Exercises:
1) Reproduce the passage on American consumerism and stereotypes from "Personally I only" up to and including "plenty left over.".
2) Continue the passage on American consumerism and stereotypes, picking up after its final line.

But it's still manipulation, and to those of us not used to the loudness it's plain cheesy. Every corner of America is plastered with some kind of advertising or sponsorship, and I feel so at peace now that I've left. No more random phone calls on any landline (including hotels I was paying for) with a recorded voice to try to pitch me something and no more spam promotional brochures taking over my physical mailbox.

7. Wasteful consumerism

apple store lineCustomers wait in line outside the Apple store on 5th Avenue, for Friday's iPhone 5 models to go on sale, in New York, September 19, 2012.REUTERS/Eduardo Munoz

Some of the consumerism is difficult to avoid when you are flooded with advertising, but some of it really is entirely the person's own fault for being so wasteful.

The best example I can think of by far is Apple fanboyism. So many Americans waste so much cash to have the latest iteration of Apple's iPhone, iPad, or Macbook. When you buy one that's fine – I personally don't like Apple products (I find the operating system too restrictive), but there are many good arguments for why it could be better. I also like to have a good smartphone and laptop for example, and I'm as much a consumer as you if you happen to have an Apple equivalent.

The problem is when you replace your iPhone 5 with an iPhone 5S, and do it along with an army of millions of other sheep for no good reason. It's pointless and wasteful consumerism at its best.

I actually took advantage of this when I was in Austin years ago. I waited until the day the iPad 2 was announced and as I predicted there were 20 new ads per minute on Craigslist in that city alone from desperate fanboys trying to sell their iPad 1.

Since my laptop is so big (I consider it a portable desktop), it was worth my while to invest in a tablet and I convinced one guy to sell me his with a bluetooth keyboard case for a quarter of the original price, just 2 months after he bought it! He was so desperate to have the latest version that was ever so slightly thinner and faster, and with a camera that makes you look like an idiot when you point your iPad at something, but otherwise basically exactly the same.

Personally I only replace my smartphone when I break the other one from travel stress or dropping it in an ocean etc. I'm also a consumer though, and will occasionally buy stuff that I don't need, but replacing something I have for something marginally better for a large price is something I can never understand.

What makes it worse is that these people sometimes claim to not have much money and Apple products are added to their “necessities” list. The person I bought my iPad from sighed when I told him what I do, and he said that he wished he had the money to travel. I wish he had the common sense to realise that if he stopped wasting his money he'd have plenty left over.

8. American stereotypes of other countries

Many of us have seen videos online of Americans arsing up basic questions of international geography. I went out of my way to avoid people that stupid – my beef is with the supposedly educated ones.

Luckily, Americans you meet abroad tend to be much cleverer, but meeting those who haven't traveled made my head hurt with the amount of facepalms I'd have to do.

Now, I know there are 300 million of you, but I have had this exact same conversation on both the east and west coast, and in the mid-west and south:

“Hi, I'm Benny”

“Awesome! I'm X. Where are you from?”

“Ireland”

“Wow! You guys certainly know how to drink!”

“Actually, I don't drink

“Oh, you're not really Irish then, are you!”

[Source records]
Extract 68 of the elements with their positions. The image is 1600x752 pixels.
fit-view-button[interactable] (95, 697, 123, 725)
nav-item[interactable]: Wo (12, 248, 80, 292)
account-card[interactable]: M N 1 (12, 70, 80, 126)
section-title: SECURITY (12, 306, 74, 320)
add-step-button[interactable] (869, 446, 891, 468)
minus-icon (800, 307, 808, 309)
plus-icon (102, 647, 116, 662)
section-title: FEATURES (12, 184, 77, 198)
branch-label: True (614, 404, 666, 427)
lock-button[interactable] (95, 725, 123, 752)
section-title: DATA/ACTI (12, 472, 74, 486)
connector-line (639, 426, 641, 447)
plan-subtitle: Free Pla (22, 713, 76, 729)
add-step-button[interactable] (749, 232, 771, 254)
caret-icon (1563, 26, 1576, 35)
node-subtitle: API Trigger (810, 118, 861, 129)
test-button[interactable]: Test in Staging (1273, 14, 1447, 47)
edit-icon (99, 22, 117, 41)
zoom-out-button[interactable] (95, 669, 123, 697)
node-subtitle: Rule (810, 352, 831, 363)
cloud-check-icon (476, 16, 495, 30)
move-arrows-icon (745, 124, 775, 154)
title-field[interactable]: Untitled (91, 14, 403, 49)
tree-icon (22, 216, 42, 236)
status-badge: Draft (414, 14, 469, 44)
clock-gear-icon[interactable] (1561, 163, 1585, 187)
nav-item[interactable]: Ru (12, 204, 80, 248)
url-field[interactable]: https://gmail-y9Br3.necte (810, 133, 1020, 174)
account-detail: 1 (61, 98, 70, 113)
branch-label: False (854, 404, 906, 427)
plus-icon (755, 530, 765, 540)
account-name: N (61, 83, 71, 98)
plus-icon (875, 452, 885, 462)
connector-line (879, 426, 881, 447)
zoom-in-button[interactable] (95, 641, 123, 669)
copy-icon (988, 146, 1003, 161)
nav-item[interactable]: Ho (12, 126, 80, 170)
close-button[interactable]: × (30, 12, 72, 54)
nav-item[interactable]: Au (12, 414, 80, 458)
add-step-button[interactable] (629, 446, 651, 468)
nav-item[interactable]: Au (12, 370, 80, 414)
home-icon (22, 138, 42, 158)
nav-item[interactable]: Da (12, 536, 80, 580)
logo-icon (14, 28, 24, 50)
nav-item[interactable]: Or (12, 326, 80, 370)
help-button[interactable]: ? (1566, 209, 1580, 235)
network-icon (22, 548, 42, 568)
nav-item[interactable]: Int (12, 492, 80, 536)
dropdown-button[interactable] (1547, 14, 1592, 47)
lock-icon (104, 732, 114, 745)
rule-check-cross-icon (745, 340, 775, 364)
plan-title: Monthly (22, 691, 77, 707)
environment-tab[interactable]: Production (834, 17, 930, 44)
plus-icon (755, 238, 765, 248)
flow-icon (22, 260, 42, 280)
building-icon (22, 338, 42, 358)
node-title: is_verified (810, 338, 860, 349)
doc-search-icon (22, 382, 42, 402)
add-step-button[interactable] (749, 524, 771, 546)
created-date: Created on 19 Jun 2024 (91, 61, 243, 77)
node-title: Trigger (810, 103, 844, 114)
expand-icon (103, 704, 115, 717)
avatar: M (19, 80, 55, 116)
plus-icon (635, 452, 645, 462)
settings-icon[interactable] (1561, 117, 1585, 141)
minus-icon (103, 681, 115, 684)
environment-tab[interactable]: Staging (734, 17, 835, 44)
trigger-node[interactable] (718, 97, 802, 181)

Answer list:
1)
Personally I only replace my smartphone when I break the other one from travel stress or dropping it in an ocean etc. I'm also a consumer though, and will occasionally buy stuff that I don't need, but replacing something I have for something marginally better for a large price is something I can never understand.

What makes it worse is that these people sometimes claim to not have much money and Apple products are added to their “necessities” list. The person I bought my iPad from sighed when I told him what I do, and he said that he wished he had the money to travel. I wish he had the common sense to realise that if he stopped wasting his money he'd have plenty left over.

2)
Again, and again and again… and again. The same idiotic script – I knew it was coming every time. They demanded to see my passport, said that I'm the only Irish guy they've ever met who doesn't drink (and very stupidly then admitted that I was the ONLY Irish guy they ever met!!) or had visited Ireland and spent all their time in Temple Bar (not even leaving Dublin), confirming that all Irish people are drunkards.

This is just one of the many dumb things they would say, which of course annoyed me the most.

A few others I've gotten include:

  • How was the boat ride over here? [Surprised that we have airports in Ireland – I must have arrived in rags in New York harbour of course]
  • Too many people insisting that Ireland was part of the UK. They actually argued it with me!!
  • Did I have to check my car for IRA bombs when I was growing up? (uuuugh…., so many things wrong with this!)
  • Surprised that I knew more about technology than they did. Aren't we all potato farmers in Ireland?

Whenever someone said anything about Ireland I'd always try to change the subject immediately or they'd quickly find out how blunt I can be.

Edit: If you think this is hypocritical, I'd argue that this post is NOT filled with stereotypes because it's based on my actual experience in hanging out with thousands of you.

Americans who stereotype us Irish (and other nationalities) have generally never been there, or at best “seen” (not spent time with) a couple of tourists. Stereotyping is based on hearsay and misinformation, and almost always from total lack of contact, or only superficial contact with the people you stereotype.

I'm not talking about Americans being all loud and war mongers and only eating at McDonald's and all being stupid etc. (typical American stereotypes), because these just aren't true for many people. I'm talking about what I've actually experienced from normal people in every day situations after an entire year of living and working in America.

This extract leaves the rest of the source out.